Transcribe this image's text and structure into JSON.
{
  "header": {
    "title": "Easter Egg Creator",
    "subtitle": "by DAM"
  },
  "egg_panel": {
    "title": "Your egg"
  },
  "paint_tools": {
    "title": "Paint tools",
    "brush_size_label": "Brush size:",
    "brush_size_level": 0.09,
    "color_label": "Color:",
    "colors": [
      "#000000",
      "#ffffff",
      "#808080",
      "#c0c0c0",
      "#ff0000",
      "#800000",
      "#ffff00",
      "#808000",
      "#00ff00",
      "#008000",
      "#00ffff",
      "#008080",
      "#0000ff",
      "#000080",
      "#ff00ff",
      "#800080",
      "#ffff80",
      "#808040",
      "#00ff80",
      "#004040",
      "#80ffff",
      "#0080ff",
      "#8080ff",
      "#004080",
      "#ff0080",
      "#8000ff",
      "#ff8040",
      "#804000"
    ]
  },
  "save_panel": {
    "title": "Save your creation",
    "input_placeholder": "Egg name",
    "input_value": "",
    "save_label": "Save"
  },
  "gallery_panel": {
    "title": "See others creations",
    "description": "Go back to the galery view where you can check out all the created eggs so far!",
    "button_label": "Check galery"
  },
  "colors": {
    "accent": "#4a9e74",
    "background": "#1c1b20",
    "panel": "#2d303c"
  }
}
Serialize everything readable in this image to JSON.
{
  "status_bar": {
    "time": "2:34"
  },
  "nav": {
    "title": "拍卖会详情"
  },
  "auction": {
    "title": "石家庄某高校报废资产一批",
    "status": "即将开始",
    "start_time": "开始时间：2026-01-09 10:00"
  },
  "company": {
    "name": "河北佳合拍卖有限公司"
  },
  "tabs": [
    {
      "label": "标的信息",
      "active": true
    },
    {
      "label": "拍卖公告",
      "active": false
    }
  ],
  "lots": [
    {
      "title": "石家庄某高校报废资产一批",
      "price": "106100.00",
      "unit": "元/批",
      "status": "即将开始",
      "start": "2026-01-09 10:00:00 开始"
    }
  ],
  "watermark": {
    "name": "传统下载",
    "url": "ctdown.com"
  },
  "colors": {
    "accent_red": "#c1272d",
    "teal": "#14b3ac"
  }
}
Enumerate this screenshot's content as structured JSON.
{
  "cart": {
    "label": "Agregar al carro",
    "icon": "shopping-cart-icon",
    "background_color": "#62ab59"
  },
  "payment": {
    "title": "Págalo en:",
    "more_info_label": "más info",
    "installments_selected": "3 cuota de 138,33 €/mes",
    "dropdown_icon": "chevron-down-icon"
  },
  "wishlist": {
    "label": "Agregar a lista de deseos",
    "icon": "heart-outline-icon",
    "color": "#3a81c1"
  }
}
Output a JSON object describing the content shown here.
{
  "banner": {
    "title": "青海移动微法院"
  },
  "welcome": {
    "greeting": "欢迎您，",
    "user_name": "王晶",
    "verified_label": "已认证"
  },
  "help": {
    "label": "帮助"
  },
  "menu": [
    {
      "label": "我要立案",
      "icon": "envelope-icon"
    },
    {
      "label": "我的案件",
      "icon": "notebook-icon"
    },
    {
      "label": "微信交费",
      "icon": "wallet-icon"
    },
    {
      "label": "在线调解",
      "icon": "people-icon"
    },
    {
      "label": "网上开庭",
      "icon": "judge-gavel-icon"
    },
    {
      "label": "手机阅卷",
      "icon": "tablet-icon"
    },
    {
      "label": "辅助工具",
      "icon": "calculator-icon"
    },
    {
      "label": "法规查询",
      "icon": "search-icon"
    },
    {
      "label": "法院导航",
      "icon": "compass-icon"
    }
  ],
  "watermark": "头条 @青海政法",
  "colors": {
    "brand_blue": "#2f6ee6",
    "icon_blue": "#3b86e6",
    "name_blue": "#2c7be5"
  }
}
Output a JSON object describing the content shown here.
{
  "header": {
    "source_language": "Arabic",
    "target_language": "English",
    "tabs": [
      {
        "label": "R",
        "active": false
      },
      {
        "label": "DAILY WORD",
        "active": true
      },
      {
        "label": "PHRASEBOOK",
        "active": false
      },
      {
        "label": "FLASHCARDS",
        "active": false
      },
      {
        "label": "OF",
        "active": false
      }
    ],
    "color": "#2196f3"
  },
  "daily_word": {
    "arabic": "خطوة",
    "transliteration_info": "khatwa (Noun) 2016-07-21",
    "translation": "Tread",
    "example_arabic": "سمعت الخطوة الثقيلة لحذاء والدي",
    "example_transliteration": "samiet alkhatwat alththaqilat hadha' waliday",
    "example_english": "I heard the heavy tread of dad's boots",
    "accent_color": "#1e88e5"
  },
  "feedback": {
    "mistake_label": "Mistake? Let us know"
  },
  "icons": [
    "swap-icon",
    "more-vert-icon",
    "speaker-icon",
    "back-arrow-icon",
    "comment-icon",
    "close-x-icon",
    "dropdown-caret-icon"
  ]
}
************
Print the complete listing again, exactly as it stands.

Transcribe this image's text and structure into JSON.
{
  "header": {
    "title": "Easter Egg Creator",
    "subtitle": "by DAM"
  },
  "egg_panel": {
    "title": "Your egg"
  },
  "paint_tools": {
    "title": "Paint tools",
    "brush_size_label": "Brush size:",
    "brush_size_level": 0.09,
    "color_label": "Color:",
    "colors": [
      "#000000",
      "#ffffff",
      "#808080",
      "#c0c0c0",
      "#ff0000",
      "#800000",
      "#ffff00",
      "#808000",
      "#00ff00",
      "#008000",
      "#00ffff",
      "#008080",
      "#0000ff",
      "#000080",
      "#ff00ff",
      "#800080",
      "#ffff80",
      "#808040",
      "#00ff80",
      "#004040",
      "#80ffff",
      "#0080ff",
      "#8080ff",
      "#004080",
      "#ff0080",
      "#8000ff",
      "#ff8040",
      "#804000"
    ]
  },
  "save_panel": {
    "title": "Save your creation",
    "input_placeholder": "Egg name",
    "input_value": "",
    "save_label": "Save"
  },
  "gallery_panel": {
    "title": "See others creations",
    "description": "Go back to the galery view where you can check out all the created eggs so far!",
    "button_label": "Check galery"
  },
  "colors": {
    "accent": "#4a9e74",
    "background": "#1c1b20",
    "panel": "#2d303c"
  }
}
Serialize everything readable in this image to JSON.
{
  "status_bar": {
    "time": "2:34"
  },
  "nav": {
    "title": "拍卖会详情"
  },
  "auction": {
    "title": "石家庄某高校报废资产一批",
    "status": "即将开始",
    "start_time": "开始时间：2026-01-09 10:00"
  },
  "company": {
    "name": "河北佳合拍卖有限公司"
  },
  "tabs": [
    {
      "label": "标的信息",
      "active": true
    },
    {
      "label": "拍卖公告",
      "active": false
    }
  ],
  "lots": [
    {
      "title": "石家庄某高校报废资产一批",
      "price": "106100.00",
      "unit": "元/批",
      "status": "即将开始",
      "start": "2026-01-09 10:00:00 开始"
    }
  ],
  "watermark": {
    "name": "传统下载",
    "url": "ctdown.com"
  },
  "colors": {
    "accent_red": "#c1272d",
    "teal": "#14b3ac"
  }
}
Enumerate this screenshot's content as structured JSON.
{
  "cart": {
    "label": "Agregar al carro",
    "icon": "shopping-cart-icon",
    "background_color": "#62ab59"
  },
  "payment": {
    "title": "Págalo en:",
    "more_info_label": "más info",
    "installments_selected": "3 cuota de 138,33 €/mes",
    "dropdown_icon": "chevron-down-icon"
  },
  "wishlist": {
    "label": "Agregar a lista de deseos",
    "icon": "heart-outline-icon",
    "color": "#3a81c1"
  }
}
Output a JSON object describing the content shown here.
{
  "banner": {
    "title": "青海移动微法院"
  },
  "welcome": {
    "greeting": "欢迎您，",
    "user_name": "王晶",
    "verified_label": "已认证"
  },
  "help": {
    "label": "帮助"
  },
  "menu": [
    {
      "label": "我要立案",
      "icon": "envelope-icon"
    },
    {
      "label": "我的案件",
      "icon": "notebook-icon"
    },
    {
      "label": "微信交费",
      "icon": "wallet-icon"
    },
    {
      "label": "在线调解",
      "icon": "people-icon"
    },
    {
      "label": "网上开庭",
      "icon": "judge-gavel-icon"
    },
    {
      "label": "手机阅卷",
      "icon": "tablet-icon"
    },
    {
      "label": "辅助工具",
      "icon": "calculator-icon"
    },
    {
      "label": "法规查询",
      "icon": "search-icon"
    },
    {
      "label": "法院导航",
      "icon": "compass-icon"
    }
  ],
  "watermark": "头条 @青海政法",
  "colors": {
    "brand_blue": "#2f6ee6",
    "icon_blue": "#3b86e6",
    "name_blue": "#2c7be5"
  }
}
Output a JSON object describing the content shown here.
{
  "header": {
    "source_language": "Arabic",
    "target_language": "English",
    "tabs": [
      {
        "label": "R",
        "active": false
      },
      {
        "label": "DAILY WORD",
        "active": true
      },
      {
        "label": "PHRASEBOOK",
        "active": false
      },
      {
        "label": "FLASHCARDS",
        "active": false
      },
      {
        "label": "OF",
        "active": false
      }
    ],
    "color": "#2196f3"
  },
  "daily_word": {
    "arabic": "خطوة",
    "transliteration_info": "khatwa (Noun) 2016-07-21",
    "translation": "Tread",
    "example_arabic": "سمعت الخطوة الثقيلة لحذاء والدي",
    "example_transliteration": "samiet alkhatwat alththaqilat hadha' waliday",
    "example_english": "I heard the heavy tread of dad's boots",
    "accent_color": "#1e88e5"
  },
  "feedback": {
    "mistake_label": "Mistake? Let us know"
  },
  "icons": [
    "swap-icon",
    "more-vert-icon",
    "speaker-icon",
    "back-arrow-icon",
    "comment-icon",
    "close-x-icon",
    "dropdown-caret-icon"
  ]
}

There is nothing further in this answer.